### [Data records]
═══
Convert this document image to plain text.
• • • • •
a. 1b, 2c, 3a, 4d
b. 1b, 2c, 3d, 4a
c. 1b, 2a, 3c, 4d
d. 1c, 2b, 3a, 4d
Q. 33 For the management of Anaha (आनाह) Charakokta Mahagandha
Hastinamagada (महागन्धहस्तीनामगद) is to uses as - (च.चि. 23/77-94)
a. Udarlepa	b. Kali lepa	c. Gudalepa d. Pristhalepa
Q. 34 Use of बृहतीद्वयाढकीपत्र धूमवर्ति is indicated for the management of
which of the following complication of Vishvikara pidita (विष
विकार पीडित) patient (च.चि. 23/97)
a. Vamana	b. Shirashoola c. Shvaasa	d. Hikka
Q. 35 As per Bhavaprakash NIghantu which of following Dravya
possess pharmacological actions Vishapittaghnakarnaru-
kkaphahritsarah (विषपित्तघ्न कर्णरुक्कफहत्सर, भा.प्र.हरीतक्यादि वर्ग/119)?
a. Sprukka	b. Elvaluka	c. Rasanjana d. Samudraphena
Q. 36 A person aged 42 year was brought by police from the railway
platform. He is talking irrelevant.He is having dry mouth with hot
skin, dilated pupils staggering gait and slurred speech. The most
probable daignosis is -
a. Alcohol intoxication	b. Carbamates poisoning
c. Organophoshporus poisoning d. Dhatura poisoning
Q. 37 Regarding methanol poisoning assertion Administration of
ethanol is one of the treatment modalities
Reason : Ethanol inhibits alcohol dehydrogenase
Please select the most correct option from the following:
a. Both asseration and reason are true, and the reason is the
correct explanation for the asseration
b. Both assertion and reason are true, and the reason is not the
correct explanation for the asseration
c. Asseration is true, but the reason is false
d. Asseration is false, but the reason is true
═══
### [To be done]
Give the count of lines holding the word "most" and nothing more.

### [Written answer]
2